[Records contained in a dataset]
= = = = = = =
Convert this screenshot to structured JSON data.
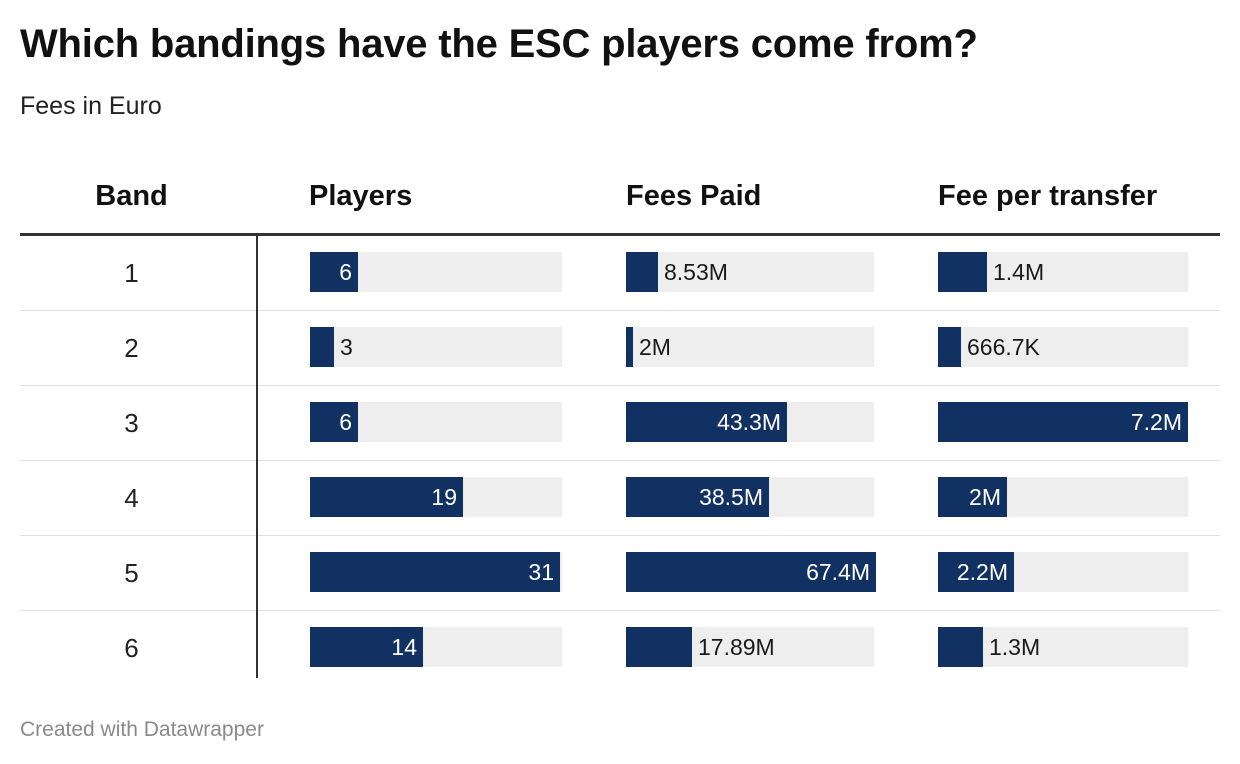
{
  "header": {
    "title": "Which bandings have the ESC players come from?",
    "subtitle": "Fees in Euro"
  },
  "columns": {
    "band": "Band",
    "players": "Players",
    "fees_paid": "Fees Paid",
    "fee_per_transfer": "Fee per transfer"
  },
  "chart_data": {
    "type": "table",
    "columns": [
      "Band",
      "Players",
      "Fees Paid",
      "Fee per transfer"
    ],
    "rows": [
      {
        "band": "1",
        "players": 6,
        "players_label": "6",
        "fees_paid": 8530000,
        "fees_paid_label": "8.53M",
        "fee_per_transfer": 1400000,
        "fee_per_transfer_label": "1.4M"
      },
      {
        "band": "2",
        "players": 3,
        "players_label": "3",
        "fees_paid": 2000000,
        "fees_paid_label": "2M",
        "fee_per_transfer": 666700,
        "fee_per_transfer_label": "666.7K"
      },
      {
        "band": "3",
        "players": 6,
        "players_label": "6",
        "fees_paid": 43300000,
        "fees_paid_label": "43.3M",
        "fee_per_transfer": 7200000,
        "fee_per_transfer_label": "7.2M"
      },
      {
        "band": "4",
        "players": 19,
        "players_label": "19",
        "fees_paid": 38500000,
        "fees_paid_label": "38.5M",
        "fee_per_transfer": 2000000,
        "fee_per_transfer_label": "2M"
      },
      {
        "band": "5",
        "players": 31,
        "players_label": "31",
        "fees_paid": 67400000,
        "fees_paid_label": "67.4M",
        "fee_per_transfer": 2200000,
        "fee_per_transfer_label": "2.2M"
      },
      {
        "band": "6",
        "players": 14,
        "players_label": "14",
        "fees_paid": 17890000,
        "fees_paid_label": "17.89M",
        "fee_per_transfer": 1300000,
        "fee_per_transfer_label": "1.3M"
      }
    ],
    "bar_color": "#123163",
    "track_color": "#eeeeee"
  },
  "footer": {
    "credit": "Created with Datawrapper"
  }
}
= = = = = = =
Quote the material exactly. Pictures stay out.

Convert this screenshot to structured JSON data.
{
  "header": {
    "title": "Which bandings have the ESC players come from?",
    "subtitle": "Fees in Euro"
  },
  "columns": {
    "band": "Band",
    "players": "Players",
    "fees_paid": "Fees Paid",
    "fee_per_transfer": "Fee per transfer"
  },
  "chart_data": {
    "type": "table",
    "columns": [
      "Band",
      "Players",
      "Fees Paid",
      "Fee per transfer"
    ],
    "rows": [
      {
        "band": "1",
        "players": 6,
        "players_label": "6",
        "fees_paid": 8530000,
        "fees_paid_label": "8.53M",
        "fee_per_transfer": 1400000,
        "fee_per_transfer_label": "1.4M"
      },
      {
        "band": "2",
        "players": 3,
        "players_label": "3",
        "fees_paid": 2000000,
        "fees_paid_label": "2M",
        "fee_per_transfer": 666700,
        "fee_per_transfer_label": "666.7K"
      },
      {
        "band": "3",
        "players": 6,
        "players_label": "6",
        "fees_paid": 43300000,
        "fees_paid_label": "43.3M",
        "fee_per_transfer": 7200000,
        "fee_per_transfer_label": "7.2M"
      },
      {
        "band": "4",
        "players": 19,
        "players_label": "19",
        "fees_paid": 38500000,
        "fees_paid_label": "38.5M",
        "fee_per_transfer": 2000000,
        "fee_per_transfer_label": "2M"
      },
      {
        "band": "5",
        "players": 31,
        "players_label": "31",
        "fees_paid": 67400000,
        "fees_paid_label": "67.4M",
        "fee_per_transfer": 2200000,
        "fee_per_transfer_label": "2.2M"
      },
      {
        "band": "6",
        "players": 14,
        "players_label": "14",
        "fees_paid": 17890000,
        "fees_paid_label": "17.89M",
        "fee_per_transfer": 1300000,
        "fee_per_transfer_label": "1.3M"
      }
    ],
    "bar_color": "#123163",
    "track_color": "#eeeeee"
  },
  "footer": {
    "credit": "Created with Datawrapper"
  }
}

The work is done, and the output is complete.